» Exercise set:
a - List every person named in the interview with Rick Ridgeway, including the interviewer.
b - Retype the entries verbatim, starting at the very first line of the entries and ending at the line that contains "p0-card2b-text: Goetia [338,241,374,258]", with both of those lines included.

Rick
from
Patagonia
Part one

Profile

Rick Ridgeway



Rick is the Vice President of Environmental Affairs at iconic outdoorwear label, Patagonia.



Sigrid: What do you love most about working with Patagonia?

Rick: What I love most is the sense of family and inclusion that is so foundational to the company’s culture. I’ve been involved with the company since it started in the early 70s. Yvon and I have been friends and mountaineering partners for over forty years—probably over forty five if I thought about it long enough (laughs)—and we would often surf together and go on climbs. Back then, before Patagonia was Patagonia, it was a small company making equipment for mountain climbers.

Right from the beginning I did freelance work for the company, mostly in marketing as a photographer and a writer. Then in the early 80s when I married my wife, Jennifer, she moved to Ventura to join me. She had been in the clothing business herself prior—she was one of the very first employees at Calvin Klein and worked very closely with Calvin to develop his brand. In the beginning it was just the two of them, and their business manager, making calls on all their key accounts to start the company. She would dress up in the high fashion line and walk into meetings with Calvin; she would present herself and he would talk about the clothes she had on and that’s how they started..

She moved to Ventura and took a job at Patagonia. When she interviewed with Patagonia’s CEO, Kris Tompkins, Kris said ‘Ok we need you in marketing’, and my wife replied ‘I don’t know anything about marketing.’ Funnily enough Kris assured her ‘Neither does anybody else here’ (laughs). We then had our first daughter shortly after that, and Jennifer would bring our daughter to work and put her in a bassinet under the desk. Our daughter was a wailer so she was constantly interrupting the workplace, and Jennifer didn’t have a private place to breastfeed our daughter, so Melinda—Yvon’s wife who co-owns the company with Yvon—got a trailer and parked it out the front of the office building and hired a babysitter. Pretty soon more babies arrived and the trailer filled up, and then Melinda moved it into another room that she renovated to be the daycare centre for the company.

Today, Patagonia is arguably the leading company in the United States for on-site daycare. My daughter now has a two and a half year old herself that I bring into daycare every day; who rides in with me. I sometimes have lunch with her and we play out in the field, in the playground, which is on our campus. When visitors have come to Patagonia, many have paused while on the tour and said, ‘Gosh this feels just like a family.’ And I reply, ‘Well, stop and be quiet for a minute; what do you hear?’ They comment on the sounds of the kids playing in the playground (laughs). It feels like a family because it is a family. Here we are, with the third generation of our family in Patagonia’s daycare.

And so.. That’s a very long answer to your question (laughs) as to what I find most valuable about the company—its sense of family.

» Supplied entries:

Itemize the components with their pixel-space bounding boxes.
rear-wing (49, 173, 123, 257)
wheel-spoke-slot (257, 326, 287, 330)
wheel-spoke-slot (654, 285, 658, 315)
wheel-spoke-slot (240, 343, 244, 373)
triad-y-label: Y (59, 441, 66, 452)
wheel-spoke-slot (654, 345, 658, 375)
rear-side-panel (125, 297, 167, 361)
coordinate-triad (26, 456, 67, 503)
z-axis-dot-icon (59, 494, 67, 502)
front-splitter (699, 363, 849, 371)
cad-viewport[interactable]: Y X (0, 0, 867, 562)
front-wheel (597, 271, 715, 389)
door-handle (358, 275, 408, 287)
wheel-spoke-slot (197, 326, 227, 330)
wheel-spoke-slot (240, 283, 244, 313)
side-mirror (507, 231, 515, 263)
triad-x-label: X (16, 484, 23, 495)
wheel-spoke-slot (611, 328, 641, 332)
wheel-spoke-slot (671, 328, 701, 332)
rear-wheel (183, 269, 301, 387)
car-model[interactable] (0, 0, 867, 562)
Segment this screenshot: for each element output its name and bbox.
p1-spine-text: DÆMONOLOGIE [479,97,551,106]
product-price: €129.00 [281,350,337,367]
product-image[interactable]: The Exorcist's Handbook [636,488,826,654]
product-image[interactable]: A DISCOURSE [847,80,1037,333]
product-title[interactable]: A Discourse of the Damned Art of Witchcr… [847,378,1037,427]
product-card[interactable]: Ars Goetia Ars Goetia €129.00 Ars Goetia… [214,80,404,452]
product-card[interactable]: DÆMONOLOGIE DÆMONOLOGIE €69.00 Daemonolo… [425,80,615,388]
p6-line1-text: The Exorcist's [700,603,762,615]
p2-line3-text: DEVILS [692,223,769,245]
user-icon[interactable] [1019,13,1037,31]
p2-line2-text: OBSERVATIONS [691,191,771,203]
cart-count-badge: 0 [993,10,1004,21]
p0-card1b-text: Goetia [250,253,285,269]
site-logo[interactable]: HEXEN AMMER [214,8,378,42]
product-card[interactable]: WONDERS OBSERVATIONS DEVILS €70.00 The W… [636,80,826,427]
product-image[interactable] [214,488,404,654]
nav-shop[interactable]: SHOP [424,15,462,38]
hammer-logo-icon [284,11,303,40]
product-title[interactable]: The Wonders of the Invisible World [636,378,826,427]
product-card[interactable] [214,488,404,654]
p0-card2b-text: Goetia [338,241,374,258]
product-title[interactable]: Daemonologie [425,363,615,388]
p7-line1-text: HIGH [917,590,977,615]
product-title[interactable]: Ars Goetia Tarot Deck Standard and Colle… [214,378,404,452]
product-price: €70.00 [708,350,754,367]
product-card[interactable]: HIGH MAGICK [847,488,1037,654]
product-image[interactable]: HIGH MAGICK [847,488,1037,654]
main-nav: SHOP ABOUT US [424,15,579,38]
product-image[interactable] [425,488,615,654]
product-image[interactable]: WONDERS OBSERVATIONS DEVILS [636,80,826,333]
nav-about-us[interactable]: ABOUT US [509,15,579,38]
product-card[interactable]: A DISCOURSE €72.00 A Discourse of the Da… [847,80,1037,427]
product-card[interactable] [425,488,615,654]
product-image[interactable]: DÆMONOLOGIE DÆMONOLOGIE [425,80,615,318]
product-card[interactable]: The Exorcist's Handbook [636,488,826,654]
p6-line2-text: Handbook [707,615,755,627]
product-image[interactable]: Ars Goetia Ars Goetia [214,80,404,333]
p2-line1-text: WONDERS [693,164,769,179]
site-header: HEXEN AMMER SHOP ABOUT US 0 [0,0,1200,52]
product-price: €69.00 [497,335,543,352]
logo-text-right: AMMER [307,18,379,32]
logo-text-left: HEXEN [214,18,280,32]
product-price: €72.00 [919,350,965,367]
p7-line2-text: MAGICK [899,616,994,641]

» Results of the exercise:
a - Sigrid, Rick Ridgeway, Yvon, Jennifer, Calvin, Kris Tompkins, Melinda

b -
Itemize the components with their pixel-space bounding boxes.
rear-wing (49, 173, 123, 257)
wheel-spoke-slot (257, 326, 287, 330)
wheel-spoke-slot (654, 285, 658, 315)
wheel-spoke-slot (240, 343, 244, 373)
triad-y-label: Y (59, 441, 66, 452)
wheel-spoke-slot (654, 345, 658, 375)
rear-side-panel (125, 297, 167, 361)
coordinate-triad (26, 456, 67, 503)
z-axis-dot-icon (59, 494, 67, 502)
front-splitter (699, 363, 849, 371)
cad-viewport[interactable]: Y X (0, 0, 867, 562)
front-wheel (597, 271, 715, 389)
door-handle (358, 275, 408, 287)
wheel-spoke-slot (197, 326, 227, 330)
wheel-spoke-slot (240, 283, 244, 313)
side-mirror (507, 231, 515, 263)
triad-x-label: X (16, 484, 23, 495)
wheel-spoke-slot (611, 328, 641, 332)
wheel-spoke-slot (671, 328, 701, 332)
rear-wheel (183, 269, 301, 387)
car-model[interactable] (0, 0, 867, 562)
Segment this screenshot: for each element output its name and bbox.
p1-spine-text: DÆMONOLOGIE [479,97,551,106]
product-price: €129.00 [281,350,337,367]
product-image[interactable]: The Exorcist's Handbook [636,488,826,654]
product-image[interactable]: A DISCOURSE [847,80,1037,333]
product-title[interactable]: A Discourse of the Damned Art of Witchcr… [847,378,1037,427]
product-card[interactable]: Ars Goetia Ars Goetia €129.00 Ars Goetia… [214,80,404,452]
product-card[interactable]: DÆMONOLOGIE DÆMONOLOGIE €69.00 Daemonolo… [425,80,615,388]
p6-line1-text: The Exorcist's [700,603,762,615]
p2-line3-text: DEVILS [692,223,769,245]
user-icon[interactable] [1019,13,1037,31]
p2-line2-text: OBSERVATIONS [691,191,771,203]
cart-count-badge: 0 [993,10,1004,21]
p0-card1b-text: Goetia [250,253,285,269]
site-logo[interactable]: HEXEN AMMER [214,8,378,42]
product-card[interactable]: WONDERS OBSERVATIONS DEVILS €70.00 The W… [636,80,826,427]
product-image[interactable] [214,488,404,654]
nav-shop[interactable]: SHOP [424,15,462,38]
hammer-logo-icon [284,11,303,40]
product-title[interactable]: The Wonders of the Invisible World [636,378,826,427]
product-card[interactable] [214,488,404,654]
p0-card2b-text: Goetia [338,241,374,258]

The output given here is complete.